Search the data for the word "Wang" and copy every line that contains it.

* Extracted records:
>>>

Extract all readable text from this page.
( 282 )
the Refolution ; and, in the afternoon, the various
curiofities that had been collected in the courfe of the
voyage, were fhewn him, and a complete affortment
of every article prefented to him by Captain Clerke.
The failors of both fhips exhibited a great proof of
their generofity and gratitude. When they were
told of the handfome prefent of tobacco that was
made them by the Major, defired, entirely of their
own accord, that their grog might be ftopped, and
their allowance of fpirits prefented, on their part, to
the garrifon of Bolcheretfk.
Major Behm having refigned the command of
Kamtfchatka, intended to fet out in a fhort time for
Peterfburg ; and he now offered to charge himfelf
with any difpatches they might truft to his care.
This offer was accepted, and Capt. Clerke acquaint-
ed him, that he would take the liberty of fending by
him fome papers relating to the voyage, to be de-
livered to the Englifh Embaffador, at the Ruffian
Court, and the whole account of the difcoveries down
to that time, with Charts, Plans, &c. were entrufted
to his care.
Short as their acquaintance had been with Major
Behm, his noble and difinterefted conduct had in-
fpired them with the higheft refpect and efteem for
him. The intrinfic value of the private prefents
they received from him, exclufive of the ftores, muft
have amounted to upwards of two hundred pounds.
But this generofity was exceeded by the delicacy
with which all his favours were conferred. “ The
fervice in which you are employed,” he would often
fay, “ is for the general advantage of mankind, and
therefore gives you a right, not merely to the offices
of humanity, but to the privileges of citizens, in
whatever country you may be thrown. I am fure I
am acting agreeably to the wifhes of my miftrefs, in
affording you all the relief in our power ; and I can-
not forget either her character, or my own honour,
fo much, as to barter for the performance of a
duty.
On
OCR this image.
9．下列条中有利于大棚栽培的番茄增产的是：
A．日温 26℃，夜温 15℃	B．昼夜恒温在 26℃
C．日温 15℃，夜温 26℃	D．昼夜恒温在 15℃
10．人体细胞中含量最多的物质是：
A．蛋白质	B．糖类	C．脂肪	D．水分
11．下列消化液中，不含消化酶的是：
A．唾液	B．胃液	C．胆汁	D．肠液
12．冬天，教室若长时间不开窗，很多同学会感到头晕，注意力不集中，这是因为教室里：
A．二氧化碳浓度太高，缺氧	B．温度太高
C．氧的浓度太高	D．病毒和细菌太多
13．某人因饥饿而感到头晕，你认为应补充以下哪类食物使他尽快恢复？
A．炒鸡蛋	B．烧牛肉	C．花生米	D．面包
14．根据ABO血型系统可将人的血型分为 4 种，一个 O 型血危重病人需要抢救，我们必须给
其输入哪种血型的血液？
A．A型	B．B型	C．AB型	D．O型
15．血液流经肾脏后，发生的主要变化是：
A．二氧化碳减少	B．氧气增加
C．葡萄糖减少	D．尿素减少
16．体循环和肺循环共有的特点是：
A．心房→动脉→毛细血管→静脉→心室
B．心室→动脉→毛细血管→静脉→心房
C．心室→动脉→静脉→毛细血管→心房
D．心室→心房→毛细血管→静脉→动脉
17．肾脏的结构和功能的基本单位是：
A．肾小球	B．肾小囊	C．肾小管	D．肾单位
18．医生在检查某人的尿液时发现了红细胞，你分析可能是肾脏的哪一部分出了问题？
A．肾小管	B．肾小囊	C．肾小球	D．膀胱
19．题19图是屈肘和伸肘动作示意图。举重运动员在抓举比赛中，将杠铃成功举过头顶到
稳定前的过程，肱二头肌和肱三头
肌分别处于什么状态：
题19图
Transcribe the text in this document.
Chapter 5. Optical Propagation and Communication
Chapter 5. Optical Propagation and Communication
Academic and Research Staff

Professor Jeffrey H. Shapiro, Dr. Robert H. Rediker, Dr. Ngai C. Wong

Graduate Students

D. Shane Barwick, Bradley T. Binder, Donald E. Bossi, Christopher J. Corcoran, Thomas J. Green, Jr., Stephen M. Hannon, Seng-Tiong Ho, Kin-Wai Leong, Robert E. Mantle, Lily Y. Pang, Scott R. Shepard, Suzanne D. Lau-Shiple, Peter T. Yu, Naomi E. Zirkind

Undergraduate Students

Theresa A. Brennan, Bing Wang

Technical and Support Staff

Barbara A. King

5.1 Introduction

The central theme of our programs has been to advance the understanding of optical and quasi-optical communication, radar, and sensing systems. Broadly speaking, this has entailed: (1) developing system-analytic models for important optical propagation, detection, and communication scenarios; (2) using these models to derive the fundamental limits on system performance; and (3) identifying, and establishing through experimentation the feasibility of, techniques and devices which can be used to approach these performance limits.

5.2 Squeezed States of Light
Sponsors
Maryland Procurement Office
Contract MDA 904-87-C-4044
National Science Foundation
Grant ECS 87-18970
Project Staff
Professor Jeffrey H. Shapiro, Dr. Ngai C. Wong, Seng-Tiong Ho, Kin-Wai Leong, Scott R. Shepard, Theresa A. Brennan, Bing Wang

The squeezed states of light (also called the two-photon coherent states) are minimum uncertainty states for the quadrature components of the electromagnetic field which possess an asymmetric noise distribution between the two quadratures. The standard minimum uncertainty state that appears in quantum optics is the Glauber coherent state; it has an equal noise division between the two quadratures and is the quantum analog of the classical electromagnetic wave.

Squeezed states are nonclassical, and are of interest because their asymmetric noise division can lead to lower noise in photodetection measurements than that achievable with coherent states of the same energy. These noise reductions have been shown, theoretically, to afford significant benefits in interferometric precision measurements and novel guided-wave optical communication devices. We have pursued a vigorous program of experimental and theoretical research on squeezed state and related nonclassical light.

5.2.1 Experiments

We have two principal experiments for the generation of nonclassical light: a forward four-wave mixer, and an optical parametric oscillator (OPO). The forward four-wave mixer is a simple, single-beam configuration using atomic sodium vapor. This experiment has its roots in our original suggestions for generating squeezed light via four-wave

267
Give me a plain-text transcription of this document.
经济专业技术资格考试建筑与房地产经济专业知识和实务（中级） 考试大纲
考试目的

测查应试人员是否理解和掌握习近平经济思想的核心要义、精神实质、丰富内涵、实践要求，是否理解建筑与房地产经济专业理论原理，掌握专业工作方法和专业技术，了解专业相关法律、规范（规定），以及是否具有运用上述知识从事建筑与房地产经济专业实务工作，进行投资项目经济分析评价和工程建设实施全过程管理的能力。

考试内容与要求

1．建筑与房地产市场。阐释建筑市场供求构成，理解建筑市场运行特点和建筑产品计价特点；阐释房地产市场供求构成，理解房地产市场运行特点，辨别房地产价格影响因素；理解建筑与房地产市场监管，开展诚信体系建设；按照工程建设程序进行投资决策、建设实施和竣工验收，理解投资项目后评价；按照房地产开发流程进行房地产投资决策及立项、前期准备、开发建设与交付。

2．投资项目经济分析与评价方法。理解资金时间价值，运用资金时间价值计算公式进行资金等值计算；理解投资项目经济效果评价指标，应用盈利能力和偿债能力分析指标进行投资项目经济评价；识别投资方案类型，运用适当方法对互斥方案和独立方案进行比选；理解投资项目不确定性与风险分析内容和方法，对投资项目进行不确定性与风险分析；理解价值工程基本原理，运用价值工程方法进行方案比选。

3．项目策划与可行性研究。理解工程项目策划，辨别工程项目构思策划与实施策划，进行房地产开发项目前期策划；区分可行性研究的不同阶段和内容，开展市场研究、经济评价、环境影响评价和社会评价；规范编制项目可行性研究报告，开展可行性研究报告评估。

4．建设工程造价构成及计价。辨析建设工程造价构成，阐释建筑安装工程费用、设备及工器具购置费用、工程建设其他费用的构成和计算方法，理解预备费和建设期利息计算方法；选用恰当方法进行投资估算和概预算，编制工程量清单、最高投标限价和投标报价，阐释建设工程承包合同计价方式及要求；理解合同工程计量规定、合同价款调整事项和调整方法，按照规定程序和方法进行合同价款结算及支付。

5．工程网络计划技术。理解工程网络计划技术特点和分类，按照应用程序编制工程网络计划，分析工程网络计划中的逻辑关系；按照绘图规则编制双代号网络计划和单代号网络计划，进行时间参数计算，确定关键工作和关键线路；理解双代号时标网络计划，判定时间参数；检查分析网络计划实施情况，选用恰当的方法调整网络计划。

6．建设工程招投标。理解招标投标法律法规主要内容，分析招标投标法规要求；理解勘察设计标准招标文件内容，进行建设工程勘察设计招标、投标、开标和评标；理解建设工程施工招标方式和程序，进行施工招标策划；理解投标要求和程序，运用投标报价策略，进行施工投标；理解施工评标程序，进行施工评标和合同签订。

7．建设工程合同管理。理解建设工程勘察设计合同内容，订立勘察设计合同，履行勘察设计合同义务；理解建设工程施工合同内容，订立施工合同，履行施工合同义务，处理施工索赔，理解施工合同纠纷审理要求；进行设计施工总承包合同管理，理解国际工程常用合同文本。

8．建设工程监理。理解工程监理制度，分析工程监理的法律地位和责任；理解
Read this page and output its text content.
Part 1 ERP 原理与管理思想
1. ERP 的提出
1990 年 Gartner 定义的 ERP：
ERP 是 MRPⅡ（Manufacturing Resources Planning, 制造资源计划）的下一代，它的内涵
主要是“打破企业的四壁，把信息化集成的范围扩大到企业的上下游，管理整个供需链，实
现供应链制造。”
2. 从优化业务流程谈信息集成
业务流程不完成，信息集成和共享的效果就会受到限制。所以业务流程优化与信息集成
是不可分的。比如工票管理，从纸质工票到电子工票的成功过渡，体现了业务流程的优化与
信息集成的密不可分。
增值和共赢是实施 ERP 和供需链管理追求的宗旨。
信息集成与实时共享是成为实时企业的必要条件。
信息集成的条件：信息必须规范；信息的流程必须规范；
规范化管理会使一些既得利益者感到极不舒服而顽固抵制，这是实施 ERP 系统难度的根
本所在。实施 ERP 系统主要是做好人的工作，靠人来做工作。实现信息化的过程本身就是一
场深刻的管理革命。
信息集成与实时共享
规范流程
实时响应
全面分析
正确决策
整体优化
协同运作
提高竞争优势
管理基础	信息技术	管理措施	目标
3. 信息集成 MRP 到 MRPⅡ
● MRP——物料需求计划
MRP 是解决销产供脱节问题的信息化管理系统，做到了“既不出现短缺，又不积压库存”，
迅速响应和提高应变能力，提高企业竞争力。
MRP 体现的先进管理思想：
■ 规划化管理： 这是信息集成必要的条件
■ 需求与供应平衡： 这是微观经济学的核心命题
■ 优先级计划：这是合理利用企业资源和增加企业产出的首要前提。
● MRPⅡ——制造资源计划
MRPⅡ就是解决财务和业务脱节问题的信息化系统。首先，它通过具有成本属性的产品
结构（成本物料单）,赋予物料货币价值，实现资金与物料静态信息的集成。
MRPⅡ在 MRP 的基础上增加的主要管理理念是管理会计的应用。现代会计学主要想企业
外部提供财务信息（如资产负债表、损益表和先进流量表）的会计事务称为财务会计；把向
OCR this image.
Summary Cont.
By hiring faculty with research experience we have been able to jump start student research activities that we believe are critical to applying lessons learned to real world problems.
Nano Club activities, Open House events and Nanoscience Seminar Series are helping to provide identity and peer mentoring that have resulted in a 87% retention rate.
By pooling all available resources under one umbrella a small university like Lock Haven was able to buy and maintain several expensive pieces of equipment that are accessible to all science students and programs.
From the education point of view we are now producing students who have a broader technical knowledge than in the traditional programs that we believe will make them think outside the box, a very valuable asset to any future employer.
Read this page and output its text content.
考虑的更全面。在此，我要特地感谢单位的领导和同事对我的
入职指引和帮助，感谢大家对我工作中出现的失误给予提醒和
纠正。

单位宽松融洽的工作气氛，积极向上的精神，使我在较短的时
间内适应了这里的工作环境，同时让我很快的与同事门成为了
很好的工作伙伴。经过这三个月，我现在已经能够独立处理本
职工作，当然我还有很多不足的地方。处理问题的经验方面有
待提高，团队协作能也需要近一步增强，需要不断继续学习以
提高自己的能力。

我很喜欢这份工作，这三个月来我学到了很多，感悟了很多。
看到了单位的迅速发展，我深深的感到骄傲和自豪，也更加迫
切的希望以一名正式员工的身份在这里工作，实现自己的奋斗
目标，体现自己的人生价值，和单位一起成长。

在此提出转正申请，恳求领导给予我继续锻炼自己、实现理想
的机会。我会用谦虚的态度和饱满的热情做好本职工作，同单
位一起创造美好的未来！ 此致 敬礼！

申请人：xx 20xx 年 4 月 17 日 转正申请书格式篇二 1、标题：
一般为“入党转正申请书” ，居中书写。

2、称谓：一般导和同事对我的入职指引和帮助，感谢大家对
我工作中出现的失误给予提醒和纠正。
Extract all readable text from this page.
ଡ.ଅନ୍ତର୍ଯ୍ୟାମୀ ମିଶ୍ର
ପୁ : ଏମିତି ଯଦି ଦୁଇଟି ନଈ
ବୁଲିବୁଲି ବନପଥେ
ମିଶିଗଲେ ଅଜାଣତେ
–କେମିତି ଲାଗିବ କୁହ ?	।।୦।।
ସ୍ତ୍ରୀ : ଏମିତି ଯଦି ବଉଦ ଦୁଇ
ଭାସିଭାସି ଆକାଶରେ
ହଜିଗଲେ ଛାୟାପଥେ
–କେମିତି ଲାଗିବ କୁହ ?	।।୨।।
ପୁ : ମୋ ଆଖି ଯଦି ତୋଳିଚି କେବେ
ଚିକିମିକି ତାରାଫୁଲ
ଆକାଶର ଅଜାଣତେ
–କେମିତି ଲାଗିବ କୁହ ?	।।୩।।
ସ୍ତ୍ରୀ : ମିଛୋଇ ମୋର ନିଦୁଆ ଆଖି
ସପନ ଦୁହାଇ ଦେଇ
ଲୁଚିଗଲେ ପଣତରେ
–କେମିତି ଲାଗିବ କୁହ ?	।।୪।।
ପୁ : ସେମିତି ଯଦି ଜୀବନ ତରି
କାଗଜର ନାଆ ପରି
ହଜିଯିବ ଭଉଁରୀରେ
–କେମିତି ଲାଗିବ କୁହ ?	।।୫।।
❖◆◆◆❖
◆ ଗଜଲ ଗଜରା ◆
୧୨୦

<<<

* Answer to this task:
Theresa A. Brennan, Bing Wang
Professor Jeffrey H. Shapiro, Dr. Ngai C. Wong, Seng-Tiong Ho, Kin-Wai Leong, Scott R. Shepard, Theresa A. Brennan, Bing Wang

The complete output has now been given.